DO THIS:
Tally the lines in the listing below that include "Gnocchi". Answer with the count and nothing more.

LISTED ENTRIES:
[START]
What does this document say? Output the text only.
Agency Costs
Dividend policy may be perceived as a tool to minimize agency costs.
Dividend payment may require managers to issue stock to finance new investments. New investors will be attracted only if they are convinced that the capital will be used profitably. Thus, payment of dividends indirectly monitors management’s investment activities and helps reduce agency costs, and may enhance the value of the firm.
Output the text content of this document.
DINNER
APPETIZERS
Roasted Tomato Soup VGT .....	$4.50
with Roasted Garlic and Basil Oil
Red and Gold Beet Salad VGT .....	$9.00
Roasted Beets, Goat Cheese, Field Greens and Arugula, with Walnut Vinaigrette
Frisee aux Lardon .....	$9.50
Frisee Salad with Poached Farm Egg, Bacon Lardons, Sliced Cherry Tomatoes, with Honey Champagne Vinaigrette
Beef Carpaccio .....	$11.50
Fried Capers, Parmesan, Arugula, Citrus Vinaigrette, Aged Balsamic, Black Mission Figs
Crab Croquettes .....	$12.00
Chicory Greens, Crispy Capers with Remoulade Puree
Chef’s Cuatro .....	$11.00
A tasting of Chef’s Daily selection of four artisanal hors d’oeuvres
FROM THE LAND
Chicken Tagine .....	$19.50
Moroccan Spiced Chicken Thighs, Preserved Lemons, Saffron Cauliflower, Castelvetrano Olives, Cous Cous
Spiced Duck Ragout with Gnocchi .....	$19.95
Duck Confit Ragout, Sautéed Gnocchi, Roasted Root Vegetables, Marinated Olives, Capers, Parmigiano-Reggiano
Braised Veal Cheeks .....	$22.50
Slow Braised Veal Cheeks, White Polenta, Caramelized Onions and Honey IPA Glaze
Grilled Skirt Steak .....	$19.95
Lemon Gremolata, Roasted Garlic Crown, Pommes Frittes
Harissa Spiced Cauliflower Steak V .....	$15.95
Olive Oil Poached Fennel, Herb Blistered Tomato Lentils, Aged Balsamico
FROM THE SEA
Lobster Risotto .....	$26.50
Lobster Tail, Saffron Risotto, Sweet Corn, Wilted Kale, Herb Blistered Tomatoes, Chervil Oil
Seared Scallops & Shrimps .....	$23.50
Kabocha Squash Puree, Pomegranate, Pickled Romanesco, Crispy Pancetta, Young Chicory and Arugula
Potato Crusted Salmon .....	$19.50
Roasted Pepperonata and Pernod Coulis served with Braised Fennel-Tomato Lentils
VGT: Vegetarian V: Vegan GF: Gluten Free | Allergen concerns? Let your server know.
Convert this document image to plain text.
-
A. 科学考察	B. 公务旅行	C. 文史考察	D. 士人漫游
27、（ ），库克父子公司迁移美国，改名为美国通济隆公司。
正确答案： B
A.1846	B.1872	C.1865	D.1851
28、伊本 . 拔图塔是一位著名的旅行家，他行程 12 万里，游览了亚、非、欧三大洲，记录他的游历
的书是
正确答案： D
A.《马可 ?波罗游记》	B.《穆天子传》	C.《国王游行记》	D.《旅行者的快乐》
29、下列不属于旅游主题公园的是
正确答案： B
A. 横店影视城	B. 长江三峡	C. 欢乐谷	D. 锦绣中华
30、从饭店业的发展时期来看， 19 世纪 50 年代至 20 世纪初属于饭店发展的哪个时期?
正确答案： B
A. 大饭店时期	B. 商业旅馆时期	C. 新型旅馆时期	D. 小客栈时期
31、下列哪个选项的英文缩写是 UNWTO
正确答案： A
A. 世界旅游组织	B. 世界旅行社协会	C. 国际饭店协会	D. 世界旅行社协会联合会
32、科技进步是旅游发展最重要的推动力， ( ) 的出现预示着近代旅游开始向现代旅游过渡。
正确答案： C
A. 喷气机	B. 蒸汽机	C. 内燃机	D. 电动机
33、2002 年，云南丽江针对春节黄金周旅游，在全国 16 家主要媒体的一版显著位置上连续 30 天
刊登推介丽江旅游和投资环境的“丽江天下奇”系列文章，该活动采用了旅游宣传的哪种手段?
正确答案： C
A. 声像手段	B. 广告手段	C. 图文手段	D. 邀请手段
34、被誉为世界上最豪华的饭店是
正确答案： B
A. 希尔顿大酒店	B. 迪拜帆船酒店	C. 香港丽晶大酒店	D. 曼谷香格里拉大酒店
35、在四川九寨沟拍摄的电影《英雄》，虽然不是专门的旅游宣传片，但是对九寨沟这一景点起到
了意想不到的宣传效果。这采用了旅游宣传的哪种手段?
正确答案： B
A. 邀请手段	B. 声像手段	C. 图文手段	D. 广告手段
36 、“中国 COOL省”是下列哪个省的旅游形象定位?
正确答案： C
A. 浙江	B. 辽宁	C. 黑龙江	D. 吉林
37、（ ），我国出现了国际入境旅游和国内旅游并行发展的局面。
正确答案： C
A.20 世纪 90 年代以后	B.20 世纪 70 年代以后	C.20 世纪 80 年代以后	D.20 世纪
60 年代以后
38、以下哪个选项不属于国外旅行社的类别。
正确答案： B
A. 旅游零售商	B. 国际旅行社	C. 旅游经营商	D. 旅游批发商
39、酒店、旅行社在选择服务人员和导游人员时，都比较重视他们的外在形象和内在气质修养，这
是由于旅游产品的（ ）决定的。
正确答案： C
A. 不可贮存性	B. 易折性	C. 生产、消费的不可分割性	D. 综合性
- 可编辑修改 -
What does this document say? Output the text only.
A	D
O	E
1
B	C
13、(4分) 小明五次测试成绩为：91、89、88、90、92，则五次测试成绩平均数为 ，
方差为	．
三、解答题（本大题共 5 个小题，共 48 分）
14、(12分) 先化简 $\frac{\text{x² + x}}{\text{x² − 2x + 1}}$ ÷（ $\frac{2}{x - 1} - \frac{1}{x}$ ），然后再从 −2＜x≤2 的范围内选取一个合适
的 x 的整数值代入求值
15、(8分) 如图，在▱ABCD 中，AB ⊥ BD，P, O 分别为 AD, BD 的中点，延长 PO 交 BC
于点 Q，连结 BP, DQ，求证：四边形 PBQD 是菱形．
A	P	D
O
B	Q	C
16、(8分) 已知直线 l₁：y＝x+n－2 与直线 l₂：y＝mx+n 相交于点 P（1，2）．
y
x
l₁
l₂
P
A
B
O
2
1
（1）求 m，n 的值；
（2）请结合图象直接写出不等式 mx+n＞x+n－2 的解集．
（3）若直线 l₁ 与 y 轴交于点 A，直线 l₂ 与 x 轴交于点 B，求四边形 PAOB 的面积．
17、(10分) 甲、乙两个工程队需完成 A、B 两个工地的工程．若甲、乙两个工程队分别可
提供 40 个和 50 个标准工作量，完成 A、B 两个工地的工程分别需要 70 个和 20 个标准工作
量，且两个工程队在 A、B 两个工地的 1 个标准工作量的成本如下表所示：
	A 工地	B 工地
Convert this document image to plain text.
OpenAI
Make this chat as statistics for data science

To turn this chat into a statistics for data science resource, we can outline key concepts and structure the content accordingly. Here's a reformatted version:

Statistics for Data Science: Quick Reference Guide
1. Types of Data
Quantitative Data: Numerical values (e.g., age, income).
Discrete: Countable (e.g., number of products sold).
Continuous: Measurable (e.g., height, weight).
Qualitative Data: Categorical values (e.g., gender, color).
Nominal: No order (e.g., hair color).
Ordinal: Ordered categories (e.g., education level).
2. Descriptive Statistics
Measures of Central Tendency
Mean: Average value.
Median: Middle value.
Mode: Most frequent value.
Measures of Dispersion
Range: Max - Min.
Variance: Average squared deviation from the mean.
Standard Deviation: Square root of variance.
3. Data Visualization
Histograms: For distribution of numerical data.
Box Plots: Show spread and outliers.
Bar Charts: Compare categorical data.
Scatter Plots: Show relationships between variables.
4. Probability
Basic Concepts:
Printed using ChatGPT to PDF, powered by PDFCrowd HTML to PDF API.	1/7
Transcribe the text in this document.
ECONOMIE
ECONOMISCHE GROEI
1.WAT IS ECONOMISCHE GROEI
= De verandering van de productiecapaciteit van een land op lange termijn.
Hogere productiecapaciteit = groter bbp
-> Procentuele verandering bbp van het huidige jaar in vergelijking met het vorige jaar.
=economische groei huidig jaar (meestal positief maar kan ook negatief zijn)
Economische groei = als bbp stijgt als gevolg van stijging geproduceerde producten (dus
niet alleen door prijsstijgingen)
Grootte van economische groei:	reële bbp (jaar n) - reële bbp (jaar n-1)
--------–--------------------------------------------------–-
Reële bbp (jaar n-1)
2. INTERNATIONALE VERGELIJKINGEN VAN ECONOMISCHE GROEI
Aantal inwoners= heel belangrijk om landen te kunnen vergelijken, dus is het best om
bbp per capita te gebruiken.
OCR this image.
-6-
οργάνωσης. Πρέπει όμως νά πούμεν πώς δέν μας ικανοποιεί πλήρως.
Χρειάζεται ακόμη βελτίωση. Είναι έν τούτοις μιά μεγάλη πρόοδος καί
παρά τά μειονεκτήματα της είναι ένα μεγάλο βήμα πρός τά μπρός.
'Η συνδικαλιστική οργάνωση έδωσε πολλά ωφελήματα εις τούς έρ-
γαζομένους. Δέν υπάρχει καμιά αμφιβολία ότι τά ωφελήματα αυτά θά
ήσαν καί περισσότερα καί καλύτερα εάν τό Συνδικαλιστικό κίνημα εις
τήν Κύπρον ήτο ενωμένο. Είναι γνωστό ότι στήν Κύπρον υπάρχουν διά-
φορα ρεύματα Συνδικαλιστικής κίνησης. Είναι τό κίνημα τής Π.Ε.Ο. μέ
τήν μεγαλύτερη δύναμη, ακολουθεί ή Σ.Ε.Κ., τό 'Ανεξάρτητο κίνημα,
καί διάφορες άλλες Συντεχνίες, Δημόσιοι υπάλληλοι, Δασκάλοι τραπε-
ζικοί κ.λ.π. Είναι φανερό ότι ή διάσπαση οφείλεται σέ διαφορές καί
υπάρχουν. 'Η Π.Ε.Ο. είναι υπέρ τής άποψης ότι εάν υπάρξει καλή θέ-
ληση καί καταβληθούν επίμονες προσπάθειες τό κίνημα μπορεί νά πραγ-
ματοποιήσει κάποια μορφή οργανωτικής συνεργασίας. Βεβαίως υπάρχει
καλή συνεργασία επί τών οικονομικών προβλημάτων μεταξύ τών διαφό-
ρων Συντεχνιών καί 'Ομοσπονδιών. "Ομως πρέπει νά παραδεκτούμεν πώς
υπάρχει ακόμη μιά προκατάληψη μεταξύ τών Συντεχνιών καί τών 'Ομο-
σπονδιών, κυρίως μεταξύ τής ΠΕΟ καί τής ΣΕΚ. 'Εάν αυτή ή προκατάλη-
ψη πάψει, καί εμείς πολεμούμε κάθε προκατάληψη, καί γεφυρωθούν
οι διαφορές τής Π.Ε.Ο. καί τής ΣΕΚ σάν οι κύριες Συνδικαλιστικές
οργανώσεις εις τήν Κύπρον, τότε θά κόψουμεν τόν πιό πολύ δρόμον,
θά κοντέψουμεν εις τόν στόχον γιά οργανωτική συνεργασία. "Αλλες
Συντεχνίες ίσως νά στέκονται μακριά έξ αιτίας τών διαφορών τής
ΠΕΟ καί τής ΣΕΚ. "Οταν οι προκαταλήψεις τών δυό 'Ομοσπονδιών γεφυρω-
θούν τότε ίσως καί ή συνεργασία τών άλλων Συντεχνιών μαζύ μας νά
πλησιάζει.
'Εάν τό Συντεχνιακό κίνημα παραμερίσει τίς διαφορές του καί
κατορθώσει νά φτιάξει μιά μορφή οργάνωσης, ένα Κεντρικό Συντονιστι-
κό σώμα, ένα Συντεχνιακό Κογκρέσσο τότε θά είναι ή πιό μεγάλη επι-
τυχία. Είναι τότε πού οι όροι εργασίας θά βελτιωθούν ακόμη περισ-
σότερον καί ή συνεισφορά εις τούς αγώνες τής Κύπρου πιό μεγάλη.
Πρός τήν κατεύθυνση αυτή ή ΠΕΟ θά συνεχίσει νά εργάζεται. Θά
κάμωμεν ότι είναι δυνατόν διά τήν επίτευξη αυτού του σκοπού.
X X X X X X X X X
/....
[END]
COMPLETE OUTPUT:
2